◆ **Recorded data**
--- --- ---

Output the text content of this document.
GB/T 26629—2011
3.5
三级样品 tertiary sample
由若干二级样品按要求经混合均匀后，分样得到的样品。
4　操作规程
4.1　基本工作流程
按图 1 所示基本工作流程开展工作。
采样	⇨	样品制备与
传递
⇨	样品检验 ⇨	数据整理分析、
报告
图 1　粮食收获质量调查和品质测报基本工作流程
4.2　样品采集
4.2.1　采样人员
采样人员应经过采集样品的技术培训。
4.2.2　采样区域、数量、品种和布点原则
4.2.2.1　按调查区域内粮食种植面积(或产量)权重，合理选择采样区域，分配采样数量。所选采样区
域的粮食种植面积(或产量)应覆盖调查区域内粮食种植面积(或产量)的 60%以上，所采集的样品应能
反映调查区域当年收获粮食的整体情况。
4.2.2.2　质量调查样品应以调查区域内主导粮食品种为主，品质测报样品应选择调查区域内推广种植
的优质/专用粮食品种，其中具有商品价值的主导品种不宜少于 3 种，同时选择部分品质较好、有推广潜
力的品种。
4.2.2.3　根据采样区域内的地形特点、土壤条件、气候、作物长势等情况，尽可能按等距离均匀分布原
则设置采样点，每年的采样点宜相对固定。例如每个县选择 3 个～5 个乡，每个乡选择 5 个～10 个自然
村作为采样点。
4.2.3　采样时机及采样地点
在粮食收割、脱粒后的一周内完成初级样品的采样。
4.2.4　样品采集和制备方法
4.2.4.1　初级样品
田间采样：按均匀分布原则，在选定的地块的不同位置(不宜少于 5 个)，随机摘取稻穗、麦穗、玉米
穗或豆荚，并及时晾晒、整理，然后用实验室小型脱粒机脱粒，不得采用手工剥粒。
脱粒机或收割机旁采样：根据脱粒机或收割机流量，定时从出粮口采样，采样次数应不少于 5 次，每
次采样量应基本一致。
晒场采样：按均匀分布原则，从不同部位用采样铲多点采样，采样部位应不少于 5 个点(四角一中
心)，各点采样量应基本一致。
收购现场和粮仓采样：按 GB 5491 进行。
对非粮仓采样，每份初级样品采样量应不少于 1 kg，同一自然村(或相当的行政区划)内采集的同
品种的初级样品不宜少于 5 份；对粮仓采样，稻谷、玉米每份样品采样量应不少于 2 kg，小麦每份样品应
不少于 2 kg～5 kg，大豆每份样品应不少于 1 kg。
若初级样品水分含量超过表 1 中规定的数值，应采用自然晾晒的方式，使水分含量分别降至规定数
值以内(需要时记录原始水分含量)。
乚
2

--- --- ---

◆ **Given exercise**
Say how many lines in the entries contain the string "按均匀分布原则", and leave out everything else.

◆ **The solution**
2